→ Written problem
Retype the material word for word.

(Stored entries)
--- Begin ---

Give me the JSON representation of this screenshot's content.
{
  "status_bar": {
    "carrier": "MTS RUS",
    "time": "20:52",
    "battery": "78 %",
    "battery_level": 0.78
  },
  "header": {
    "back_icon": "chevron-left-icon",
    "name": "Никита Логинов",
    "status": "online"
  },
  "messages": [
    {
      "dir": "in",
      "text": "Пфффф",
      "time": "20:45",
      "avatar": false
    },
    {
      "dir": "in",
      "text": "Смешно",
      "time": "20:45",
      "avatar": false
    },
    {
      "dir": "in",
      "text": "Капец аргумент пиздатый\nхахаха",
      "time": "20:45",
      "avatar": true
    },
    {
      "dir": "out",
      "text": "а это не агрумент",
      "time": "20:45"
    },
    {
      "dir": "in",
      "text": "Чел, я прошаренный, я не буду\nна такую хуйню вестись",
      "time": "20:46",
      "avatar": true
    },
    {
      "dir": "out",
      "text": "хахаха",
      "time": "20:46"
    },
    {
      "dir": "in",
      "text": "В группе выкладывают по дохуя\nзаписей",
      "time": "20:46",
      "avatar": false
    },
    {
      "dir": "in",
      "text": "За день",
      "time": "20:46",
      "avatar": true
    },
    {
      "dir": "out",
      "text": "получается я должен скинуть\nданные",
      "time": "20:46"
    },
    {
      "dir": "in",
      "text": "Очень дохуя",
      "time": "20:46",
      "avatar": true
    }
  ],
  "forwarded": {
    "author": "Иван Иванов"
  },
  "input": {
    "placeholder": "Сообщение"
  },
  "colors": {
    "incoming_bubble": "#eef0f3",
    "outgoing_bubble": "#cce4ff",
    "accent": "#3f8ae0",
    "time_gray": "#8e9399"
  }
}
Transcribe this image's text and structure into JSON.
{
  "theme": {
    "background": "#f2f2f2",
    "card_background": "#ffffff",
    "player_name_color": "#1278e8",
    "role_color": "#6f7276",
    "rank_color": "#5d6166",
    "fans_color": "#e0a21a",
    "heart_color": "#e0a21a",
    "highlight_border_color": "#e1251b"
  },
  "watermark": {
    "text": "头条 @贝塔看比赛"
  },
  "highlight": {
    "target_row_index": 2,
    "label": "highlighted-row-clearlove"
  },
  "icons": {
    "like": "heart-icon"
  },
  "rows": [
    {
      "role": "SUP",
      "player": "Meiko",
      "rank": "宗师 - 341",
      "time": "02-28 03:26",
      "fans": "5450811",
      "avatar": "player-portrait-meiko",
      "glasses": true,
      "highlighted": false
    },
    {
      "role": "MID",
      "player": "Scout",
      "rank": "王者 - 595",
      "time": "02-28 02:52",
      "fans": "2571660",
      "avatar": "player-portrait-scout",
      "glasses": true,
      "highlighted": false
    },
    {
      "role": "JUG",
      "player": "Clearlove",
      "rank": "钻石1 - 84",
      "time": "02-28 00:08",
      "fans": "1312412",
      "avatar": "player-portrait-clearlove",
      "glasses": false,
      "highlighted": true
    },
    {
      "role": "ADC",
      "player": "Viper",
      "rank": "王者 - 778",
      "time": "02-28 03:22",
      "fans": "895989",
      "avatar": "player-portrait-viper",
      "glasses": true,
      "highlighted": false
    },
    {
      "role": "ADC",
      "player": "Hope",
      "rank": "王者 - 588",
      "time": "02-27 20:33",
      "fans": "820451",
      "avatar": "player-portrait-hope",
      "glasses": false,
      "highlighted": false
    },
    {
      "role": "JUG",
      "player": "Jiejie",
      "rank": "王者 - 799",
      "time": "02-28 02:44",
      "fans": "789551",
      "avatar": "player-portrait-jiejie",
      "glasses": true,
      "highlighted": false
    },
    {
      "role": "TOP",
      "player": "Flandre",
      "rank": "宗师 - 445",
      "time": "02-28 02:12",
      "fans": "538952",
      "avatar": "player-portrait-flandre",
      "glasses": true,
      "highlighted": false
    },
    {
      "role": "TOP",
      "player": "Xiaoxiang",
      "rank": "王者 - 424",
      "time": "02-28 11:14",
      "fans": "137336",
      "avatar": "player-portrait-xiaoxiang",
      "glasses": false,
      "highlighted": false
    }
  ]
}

--- End ---

→ Task response
Give me the JSON representation of this screenshot's content.
{
  "status_bar": {
    "carrier": "MTS RUS",
    "time": "20:52",
    "battery": "78 %",
    "battery_level": 0.78
  },
  "header": {
    "back_icon": "chevron-left-icon",
    "name": "Никита Логинов",
    "status": "online"
  },
  "messages": [
    {
      "dir": "in",
      "text": "Пфффф",
      "time": "20:45",
      "avatar": false
    },
    {
      "dir": "in",
      "text": "Смешно",
      "time": "20:45",
      "avatar": false
    },
    {
      "dir": "in",
      "text": "Капец аргумент пиздатый\nхахаха",
      "time": "20:45",
      "avatar": true
    },
    {
      "dir": "out",
      "text": "а это не агрумент",
      "time": "20:45"
    },
    {
      "dir": "in",
      "text": "Чел, я прошаренный, я не буду\nна такую хуйню вестись",
      "time": "20:46",
      "avatar": true
    },
    {
      "dir": "out",
      "text": "хахаха",
      "time": "20:46"
    },
    {
      "dir": "in",
      "text": "В группе выкладывают по дохуя\nзаписей",
      "time": "20:46",
      "avatar": false
    },
    {
      "dir": "in",
      "text": "За день",
      "time": "20:46",
      "avatar": true
    },
    {
      "dir": "out",
      "text": "получается я должен скинуть\nданные",
      "time": "20:46"
    },
    {
      "dir": "in",
      "text": "Очень дохуя",
      "time": "20:46",
      "avatar": true
    }
  ],
  "forwarded": {
    "author": "Иван Иванов"
  },
  "input": {
    "placeholder": "Сообщение"
  },
  "colors": {
    "incoming_bubble": "#eef0f3",
    "outgoing_bubble": "#cce4ff",
    "accent": "#3f8ae0",
    "time_gray": "#8e9399"
  }
}
Transcribe this image's text and structure into JSON.
{
  "theme": {
    "background": "#f2f2f2",
    "card_background": "#ffffff",
    "player_name_color": "#1278e8",
    "role_color": "#6f7276",
    "rank_color": "#5d6166",
    "fans_color": "#e0a21a",
    "heart_color": "#e0a21a",
    "highlight_border_color": "#e1251b"
  },
  "watermark": {
    "text": "头条 @贝塔看比赛"
  },
  "highlight": {
    "target_row_index": 2,
    "label": "highlighted-row-clearlove"
  },
  "icons": {
    "like": "heart-icon"
  },
  "rows": [
    {
      "role": "SUP",
      "player": "Meiko",
      "rank": "宗师 - 341",
      "time": "02-28 03:26",
      "fans": "5450811",
      "avatar": "player-portrait-meiko",
      "glasses": true,
      "highlighted": false
    },
    {
      "role": "MID",
      "player": "Scout",
      "rank": "王者 - 595",
      "time": "02-28 02:52",
      "fans": "2571660",
      "avatar": "player-portrait-scout",
      "glasses": true,
      "highlighted": false
    },
    {
      "role": "JUG",
      "player": "Clearlove",
      "rank": "钻石1 - 84",
      "time": "02-28 00:08",
      "fans": "1312412",
      "avatar": "player-portrait-clearlove",
      "glasses": false,
      "highlighted": true
    },
    {
      "role": "ADC",
      "player": "Viper",
      "rank": "王者 - 778",
      "time": "02-28 03:22",
      "fans": "895989",
      "avatar": "player-portrait-viper",
      "glasses": true,
      "highlighted": false
    },
    {
      "role": "ADC",
      "player": "Hope",
      "rank": "王者 - 588",
      "time": "02-27 20:33",
      "fans": "820451",
      "avatar": "player-portrait-hope",
      "glasses": false,
      "highlighted": false
    },
    {
      "role": "JUG",
      "player": "Jiejie",
      "rank": "王者 - 799",
      "time": "02-28 02:44",
      "fans": "789551",
      "avatar": "player-portrait-jiejie",
      "glasses": true,
      "highlighted": false
    },
    {
      "role": "TOP",
      "player": "Flandre",
      "rank": "宗师 - 445",
      "time": "02-28 02:12",
      "fans": "538952",
      "avatar": "player-portrait-flandre",
      "glasses": true,
      "highlighted": false
    },
    {
      "role": "TOP",
      "player": "Xiaoxiang",
      "rank": "王者 - 424",
      "time": "02-28 11:14",
      "fans": "137336",
      "avatar": "player-portrait-xiaoxiang",
      "glasses": false,
      "highlighted": false
    }
  ]
}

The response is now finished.